WHAT YOU WILL DO:
Give the number of lines in the data that contain "como", and nothing more.

[start LISTED ENTRIES]

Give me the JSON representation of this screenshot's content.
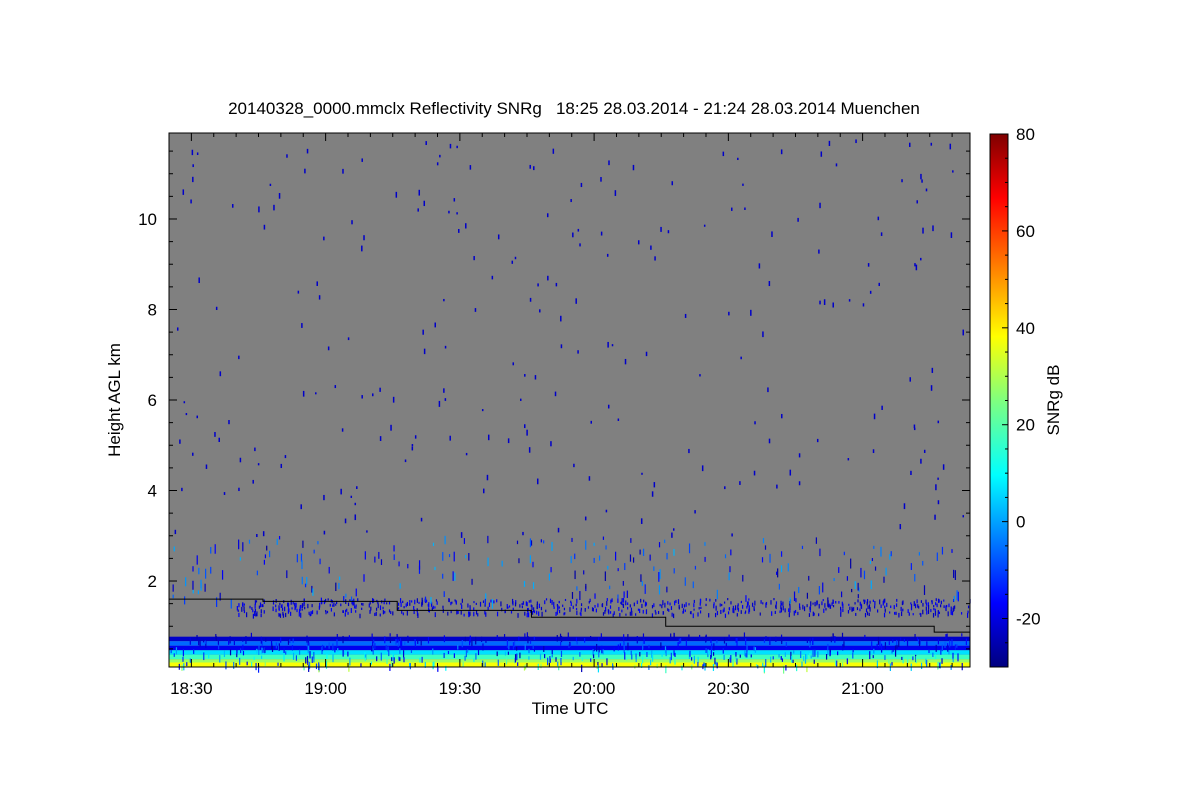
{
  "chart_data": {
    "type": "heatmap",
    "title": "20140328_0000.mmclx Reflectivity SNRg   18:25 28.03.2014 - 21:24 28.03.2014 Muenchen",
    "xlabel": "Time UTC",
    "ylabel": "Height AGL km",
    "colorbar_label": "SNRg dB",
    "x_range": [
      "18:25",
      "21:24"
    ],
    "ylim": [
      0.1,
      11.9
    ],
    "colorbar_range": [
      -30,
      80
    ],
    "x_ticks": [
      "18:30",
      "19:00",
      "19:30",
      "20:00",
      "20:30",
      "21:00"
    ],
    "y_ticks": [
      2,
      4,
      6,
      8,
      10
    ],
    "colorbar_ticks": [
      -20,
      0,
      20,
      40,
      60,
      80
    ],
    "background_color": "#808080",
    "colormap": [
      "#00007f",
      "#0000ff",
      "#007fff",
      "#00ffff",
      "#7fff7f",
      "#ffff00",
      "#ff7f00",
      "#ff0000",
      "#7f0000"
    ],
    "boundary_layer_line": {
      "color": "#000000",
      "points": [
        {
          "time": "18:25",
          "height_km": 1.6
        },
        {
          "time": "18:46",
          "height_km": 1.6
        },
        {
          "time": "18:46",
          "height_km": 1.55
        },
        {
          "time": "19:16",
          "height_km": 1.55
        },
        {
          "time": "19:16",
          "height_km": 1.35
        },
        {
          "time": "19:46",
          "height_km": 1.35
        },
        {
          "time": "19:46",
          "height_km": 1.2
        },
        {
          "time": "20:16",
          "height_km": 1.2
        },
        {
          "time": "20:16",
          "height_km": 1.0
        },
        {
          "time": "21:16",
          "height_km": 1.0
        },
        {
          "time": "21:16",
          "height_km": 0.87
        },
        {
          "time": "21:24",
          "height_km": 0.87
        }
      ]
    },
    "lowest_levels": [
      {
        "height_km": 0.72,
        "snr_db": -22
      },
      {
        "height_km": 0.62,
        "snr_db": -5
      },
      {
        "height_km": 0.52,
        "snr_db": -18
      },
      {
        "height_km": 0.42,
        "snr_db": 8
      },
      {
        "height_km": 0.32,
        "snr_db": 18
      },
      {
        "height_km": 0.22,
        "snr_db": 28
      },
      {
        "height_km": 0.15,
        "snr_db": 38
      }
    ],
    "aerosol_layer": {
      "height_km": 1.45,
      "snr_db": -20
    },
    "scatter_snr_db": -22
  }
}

[end LISTED ENTRIES]
[start LISTED ENTRIES]

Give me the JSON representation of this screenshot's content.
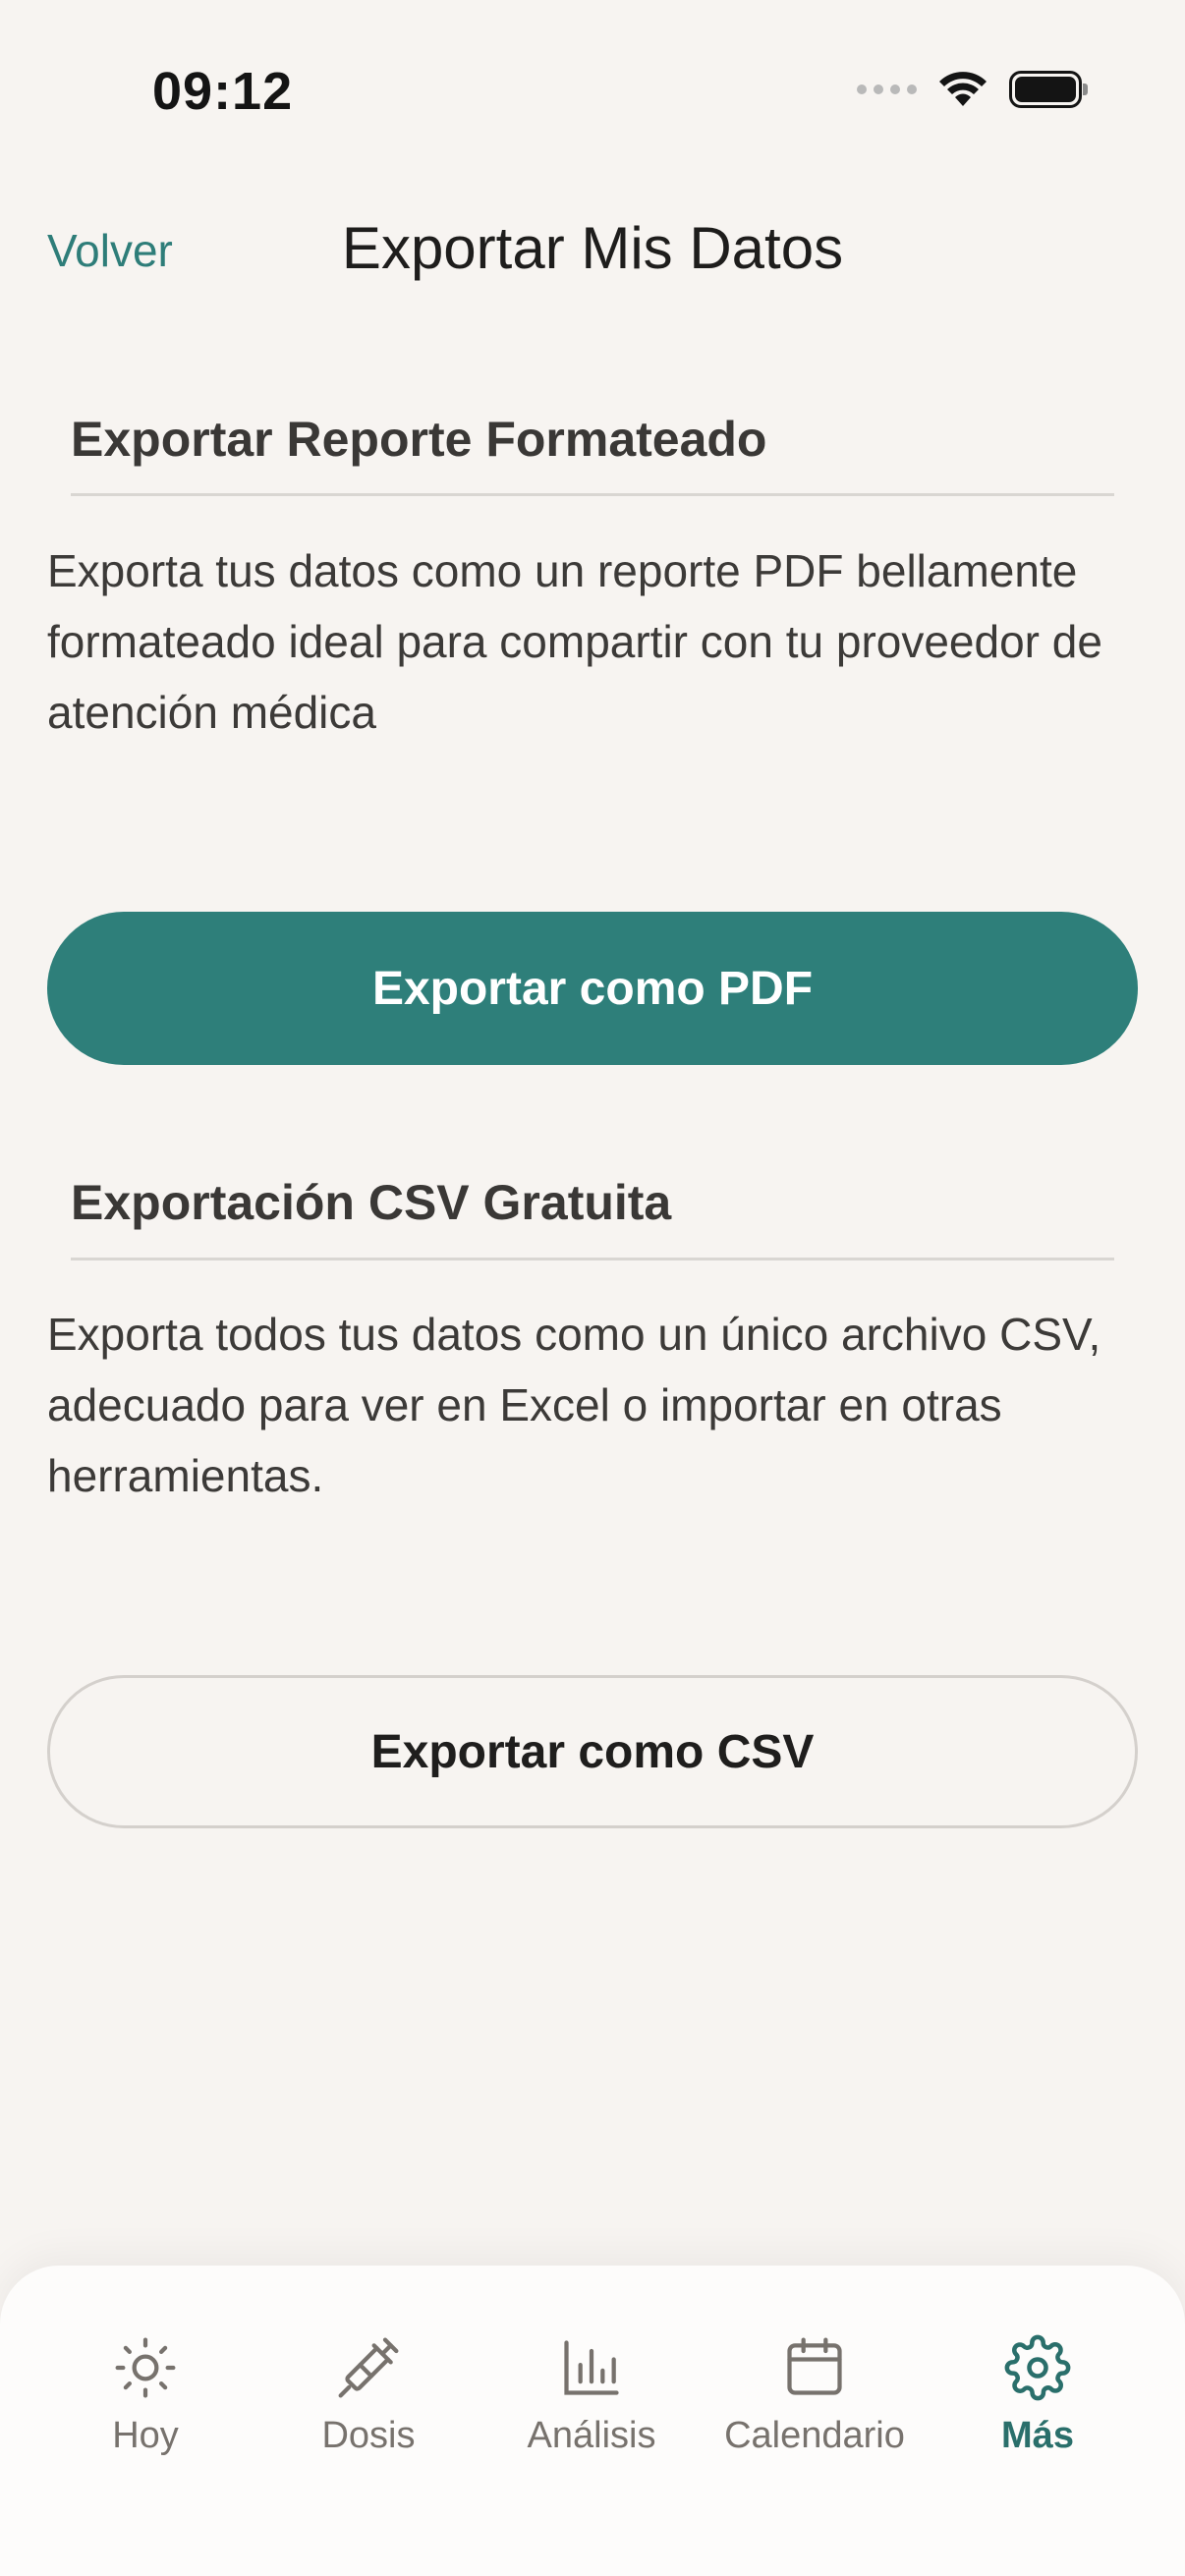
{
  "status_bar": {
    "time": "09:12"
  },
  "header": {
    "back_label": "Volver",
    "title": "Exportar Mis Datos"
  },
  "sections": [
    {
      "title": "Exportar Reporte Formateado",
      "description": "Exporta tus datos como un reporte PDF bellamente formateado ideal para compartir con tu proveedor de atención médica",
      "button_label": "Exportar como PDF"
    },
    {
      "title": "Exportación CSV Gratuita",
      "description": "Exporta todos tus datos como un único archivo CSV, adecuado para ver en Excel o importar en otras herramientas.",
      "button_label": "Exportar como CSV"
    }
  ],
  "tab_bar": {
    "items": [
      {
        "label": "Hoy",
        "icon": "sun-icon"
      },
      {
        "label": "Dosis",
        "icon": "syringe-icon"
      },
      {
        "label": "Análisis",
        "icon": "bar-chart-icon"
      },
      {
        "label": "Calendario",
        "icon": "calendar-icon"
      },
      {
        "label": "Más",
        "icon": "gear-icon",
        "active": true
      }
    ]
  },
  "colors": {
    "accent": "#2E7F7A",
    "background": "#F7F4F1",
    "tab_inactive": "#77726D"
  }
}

[end LISTED ENTRIES]

FINAL RESULT:
4